**EXTRACTED RECORDS**:
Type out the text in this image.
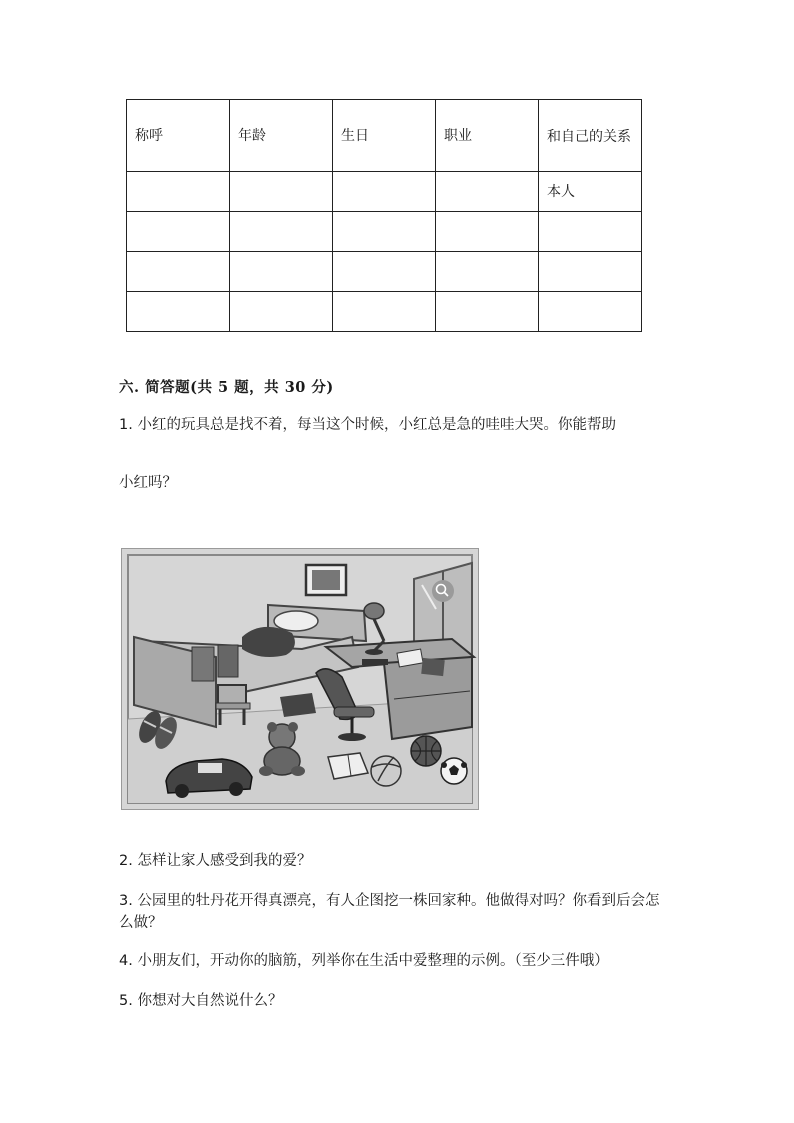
称呼	年龄	生日	职业	和自己的关系
				本人

六. 简答题(共 5 题，共 30 分)
1. 小红的玩具总是找不着，每当这个时候，小红总是急的哇哇大哭。你能帮助
小红吗？
2. 怎样让家人感受到我的爱？
3. 公园里的牡丹花开得真漂亮，有人企图挖一株回家种。他做得对吗？你看到后会怎么做？
4. 小朋友们，开动你的脑筋，列举你在生活中爱整理的示例。（至少三件哦）
5. 你想对大自然说什么？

**AIM**:
All of the lines above should be retyped precisely, apart from the pictures.

**OUTPUT OF THE TASK**:
Type out the text in this image.
称呼	年龄	生日	职业	和自己的关系
				本人

六. 简答题(共 5 题，共 30 分)
1. 小红的玩具总是找不着，每当这个时候，小红总是急的哇哇大哭。你能帮助
小红吗？
2. 怎样让家人感受到我的爱？
3. 公园里的牡丹花开得真漂亮，有人企图挖一株回家种。他做得对吗？你看到后会怎么做？
4. 小朋友们，开动你的脑筋，列举你在生活中爱整理的示例。（至少三件哦）
5. 你想对大自然说什么？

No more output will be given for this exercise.